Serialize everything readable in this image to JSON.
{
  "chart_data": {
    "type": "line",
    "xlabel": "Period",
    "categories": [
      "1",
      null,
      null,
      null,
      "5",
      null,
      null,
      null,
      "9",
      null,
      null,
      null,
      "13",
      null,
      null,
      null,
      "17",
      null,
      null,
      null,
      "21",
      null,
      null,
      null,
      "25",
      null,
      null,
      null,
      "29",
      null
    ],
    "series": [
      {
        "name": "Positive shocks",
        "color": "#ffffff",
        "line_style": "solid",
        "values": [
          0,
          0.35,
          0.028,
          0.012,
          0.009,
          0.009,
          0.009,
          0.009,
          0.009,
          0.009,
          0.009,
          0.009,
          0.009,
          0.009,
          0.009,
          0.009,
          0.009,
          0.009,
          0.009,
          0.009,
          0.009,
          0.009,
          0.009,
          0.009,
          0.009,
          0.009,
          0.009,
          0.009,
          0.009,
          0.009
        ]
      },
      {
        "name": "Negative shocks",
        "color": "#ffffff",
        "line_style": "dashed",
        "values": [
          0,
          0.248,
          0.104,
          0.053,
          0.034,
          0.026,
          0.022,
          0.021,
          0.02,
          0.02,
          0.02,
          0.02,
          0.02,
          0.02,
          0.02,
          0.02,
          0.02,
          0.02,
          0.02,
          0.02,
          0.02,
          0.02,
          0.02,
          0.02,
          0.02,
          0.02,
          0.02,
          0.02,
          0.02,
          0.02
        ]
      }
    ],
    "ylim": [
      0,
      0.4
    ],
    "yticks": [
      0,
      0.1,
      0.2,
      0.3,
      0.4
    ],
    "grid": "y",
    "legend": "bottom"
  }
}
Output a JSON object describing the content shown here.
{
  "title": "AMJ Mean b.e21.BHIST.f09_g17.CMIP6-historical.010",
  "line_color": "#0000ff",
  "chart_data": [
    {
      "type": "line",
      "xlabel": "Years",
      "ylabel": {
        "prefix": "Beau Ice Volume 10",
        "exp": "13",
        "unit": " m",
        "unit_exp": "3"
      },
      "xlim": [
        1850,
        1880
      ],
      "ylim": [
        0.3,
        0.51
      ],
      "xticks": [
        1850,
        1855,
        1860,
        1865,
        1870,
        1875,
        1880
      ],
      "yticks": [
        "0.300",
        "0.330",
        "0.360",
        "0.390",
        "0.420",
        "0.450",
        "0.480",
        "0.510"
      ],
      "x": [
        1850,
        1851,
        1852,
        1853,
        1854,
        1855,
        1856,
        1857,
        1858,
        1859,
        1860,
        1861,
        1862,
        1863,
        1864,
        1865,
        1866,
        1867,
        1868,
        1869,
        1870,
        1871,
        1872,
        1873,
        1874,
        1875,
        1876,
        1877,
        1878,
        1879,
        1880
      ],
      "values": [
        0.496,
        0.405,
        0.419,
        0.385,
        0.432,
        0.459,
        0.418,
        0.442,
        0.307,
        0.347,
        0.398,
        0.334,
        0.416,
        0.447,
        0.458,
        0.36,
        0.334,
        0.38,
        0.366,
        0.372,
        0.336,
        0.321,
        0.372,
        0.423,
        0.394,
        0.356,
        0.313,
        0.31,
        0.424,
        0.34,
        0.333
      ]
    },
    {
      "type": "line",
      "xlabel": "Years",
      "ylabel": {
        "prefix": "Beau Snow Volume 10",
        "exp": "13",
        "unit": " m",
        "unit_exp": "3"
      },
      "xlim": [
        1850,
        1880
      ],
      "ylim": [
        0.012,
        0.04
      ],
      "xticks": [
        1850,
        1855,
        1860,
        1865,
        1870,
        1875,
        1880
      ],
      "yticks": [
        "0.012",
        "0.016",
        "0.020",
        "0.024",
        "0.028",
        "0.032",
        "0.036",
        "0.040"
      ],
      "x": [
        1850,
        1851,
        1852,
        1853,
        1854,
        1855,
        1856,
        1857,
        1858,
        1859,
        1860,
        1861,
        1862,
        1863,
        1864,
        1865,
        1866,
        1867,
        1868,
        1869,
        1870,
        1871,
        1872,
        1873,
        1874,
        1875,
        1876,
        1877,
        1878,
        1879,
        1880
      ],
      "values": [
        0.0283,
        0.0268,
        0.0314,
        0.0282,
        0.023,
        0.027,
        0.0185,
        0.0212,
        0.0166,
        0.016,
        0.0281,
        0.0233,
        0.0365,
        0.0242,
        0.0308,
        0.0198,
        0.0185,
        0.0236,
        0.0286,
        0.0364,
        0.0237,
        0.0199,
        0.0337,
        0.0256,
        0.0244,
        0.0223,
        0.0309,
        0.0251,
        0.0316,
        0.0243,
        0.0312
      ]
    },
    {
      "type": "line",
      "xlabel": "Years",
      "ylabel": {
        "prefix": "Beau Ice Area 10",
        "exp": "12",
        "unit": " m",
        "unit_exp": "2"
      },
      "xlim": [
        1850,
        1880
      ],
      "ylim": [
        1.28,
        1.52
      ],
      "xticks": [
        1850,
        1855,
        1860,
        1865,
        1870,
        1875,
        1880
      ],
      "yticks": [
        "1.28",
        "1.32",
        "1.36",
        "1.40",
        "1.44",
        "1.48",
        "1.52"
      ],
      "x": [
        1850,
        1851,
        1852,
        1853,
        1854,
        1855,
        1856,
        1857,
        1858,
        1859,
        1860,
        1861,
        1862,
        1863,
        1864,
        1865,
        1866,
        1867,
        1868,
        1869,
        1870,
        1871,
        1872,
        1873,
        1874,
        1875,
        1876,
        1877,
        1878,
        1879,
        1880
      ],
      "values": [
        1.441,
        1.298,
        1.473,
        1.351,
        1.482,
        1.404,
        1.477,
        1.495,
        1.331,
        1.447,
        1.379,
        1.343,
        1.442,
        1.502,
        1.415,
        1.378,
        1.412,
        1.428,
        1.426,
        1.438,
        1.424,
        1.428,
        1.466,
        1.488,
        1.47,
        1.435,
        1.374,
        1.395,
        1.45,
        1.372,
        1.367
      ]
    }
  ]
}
-=-=-=-=-
From the first line to the last, please quote the material above exactly.

Serialize everything readable in this image to JSON.
{
  "chart_data": {
    "type": "line",
    "xlabel": "Period",
    "categories": [
      "1",
      null,
      null,
      null,
      "5",
      null,
      null,
      null,
      "9",
      null,
      null,
      null,
      "13",
      null,
      null,
      null,
      "17",
      null,
      null,
      null,
      "21",
      null,
      null,
      null,
      "25",
      null,
      null,
      null,
      "29",
      null
    ],
    "series": [
      {
        "name": "Positive shocks",
        "color": "#ffffff",
        "line_style": "solid",
        "values": [
          0,
          0.35,
          0.028,
          0.012,
          0.009,
          0.009,
          0.009,
          0.009,
          0.009,
          0.009,
          0.009,
          0.009,
          0.009,
          0.009,
          0.009,
          0.009,
          0.009,
          0.009,
          0.009,
          0.009,
          0.009,
          0.009,
          0.009,
          0.009,
          0.009,
          0.009,
          0.009,
          0.009,
          0.009,
          0.009
        ]
      },
      {
        "name": "Negative shocks",
        "color": "#ffffff",
        "line_style": "dashed",
        "values": [
          0,
          0.248,
          0.104,
          0.053,
          0.034,
          0.026,
          0.022,
          0.021,
          0.02,
          0.02,
          0.02,
          0.02,
          0.02,
          0.02,
          0.02,
          0.02,
          0.02,
          0.02,
          0.02,
          0.02,
          0.02,
          0.02,
          0.02,
          0.02,
          0.02,
          0.02,
          0.02,
          0.02,
          0.02,
          0.02
        ]
      }
    ],
    "ylim": [
      0,
      0.4
    ],
    "yticks": [
      0,
      0.1,
      0.2,
      0.3,
      0.4
    ],
    "grid": "y",
    "legend": "bottom"
  }
}
Output a JSON object describing the content shown here.
{
  "title": "AMJ Mean b.e21.BHIST.f09_g17.CMIP6-historical.010",
  "line_color": "#0000ff",
  "chart_data": [
    {
      "type": "line",
      "xlabel": "Years",
      "ylabel": {
        "prefix": "Beau Ice Volume 10",
        "exp": "13",
        "unit": " m",
        "unit_exp": "3"
      },
      "xlim": [
        1850,
        1880
      ],
      "ylim": [
        0.3,
        0.51
      ],
      "xticks": [
        1850,
        1855,
        1860,
        1865,
        1870,
        1875,
        1880
      ],
      "yticks": [
        "0.300",
        "0.330",
        "0.360",
        "0.390",
        "0.420",
        "0.450",
        "0.480",
        "0.510"
      ],
      "x": [
        1850,
        1851,
        1852,
        1853,
        1854,
        1855,
        1856,
        1857,
        1858,
        1859,
        1860,
        1861,
        1862,
        1863,
        1864,
        1865,
        1866,
        1867,
        1868,
        1869,
        1870,
        1871,
        1872,
        1873,
        1874,
        1875,
        1876,
        1877,
        1878,
        1879,
        1880
      ],
      "values": [
        0.496,
        0.405,
        0.419,
        0.385,
        0.432,
        0.459,
        0.418,
        0.442,
        0.307,
        0.347,
        0.398,
        0.334,
        0.416,
        0.447,
        0.458,
        0.36,
        0.334,
        0.38,
        0.366,
        0.372,
        0.336,
        0.321,
        0.372,
        0.423,
        0.394,
        0.356,
        0.313,
        0.31,
        0.424,
        0.34,
        0.333
      ]
    },
    {
      "type": "line",
      "xlabel": "Years",
      "ylabel": {
        "prefix": "Beau Snow Volume 10",
        "exp": "13",
        "unit": " m",
        "unit_exp": "3"
      },
      "xlim": [
        1850,
        1880
      ],
      "ylim": [
        0.012,
        0.04
      ],
      "xticks": [
        1850,
        1855,
        1860,
        1865,
        1870,
        1875,
        1880
      ],
      "yticks": [
        "0.012",
        "0.016",
        "0.020",
        "0.024",
        "0.028",
        "0.032",
        "0.036",
        "0.040"
      ],
      "x": [
        1850,
        1851,
        1852,
        1853,
        1854,
        1855,
        1856,
        1857,
        1858,
        1859,
        1860,
        1861,
        1862,
        1863,
        1864,
        1865,
        1866,
        1867,
        1868,
        1869,
        1870,
        1871,
        1872,
        1873,
        1874,
        1875,
        1876,
        1877,
        1878,
        1879,
        1880
      ],
      "values": [
        0.0283,
        0.0268,
        0.0314,
        0.0282,
        0.023,
        0.027,
        0.0185,
        0.0212,
        0.0166,
        0.016,
        0.0281,
        0.0233,
        0.0365,
        0.0242,
        0.0308,
        0.0198,
        0.0185,
        0.0236,
        0.0286,
        0.0364,
        0.0237,
        0.0199,
        0.0337,
        0.0256,
        0.0244,
        0.0223,
        0.0309,
        0.0251,
        0.0316,
        0.0243,
        0.0312
      ]
    },
    {
      "type": "line",
      "xlabel": "Years",
      "ylabel": {
        "prefix": "Beau Ice Area 10",
        "exp": "12",
        "unit": " m",
        "unit_exp": "2"
      },
      "xlim": [
        1850,
        1880
      ],
      "ylim": [
        1.28,
        1.52
      ],
      "xticks": [
        1850,
        1855,
        1860,
        1865,
        1870,
        1875,
        1880
      ],
      "yticks": [
        "1.28",
        "1.32",
        "1.36",
        "1.40",
        "1.44",
        "1.48",
        "1.52"
      ],
      "x": [
        1850,
        1851,
        1852,
        1853,
        1854,
        1855,
        1856,
        1857,
        1858,
        1859,
        1860,
        1861,
        1862,
        1863,
        1864,
        1865,
        1866,
        1867,
        1868,
        1869,
        1870,
        1871,
        1872,
        1873,
        1874,
        1875,
        1876,
        1877,
        1878,
        1879,
        1880
      ],
      "values": [
        1.441,
        1.298,
        1.473,
        1.351,
        1.482,
        1.404,
        1.477,
        1.495,
        1.331,
        1.447,
        1.379,
        1.343,
        1.442,
        1.502,
        1.415,
        1.378,
        1.412,
        1.428,
        1.426,
        1.438,
        1.424,
        1.428,
        1.466,
        1.488,
        1.47,
        1.435,
        1.374,
        1.395,
        1.45,
        1.372,
        1.367
      ]
    }
  ]
}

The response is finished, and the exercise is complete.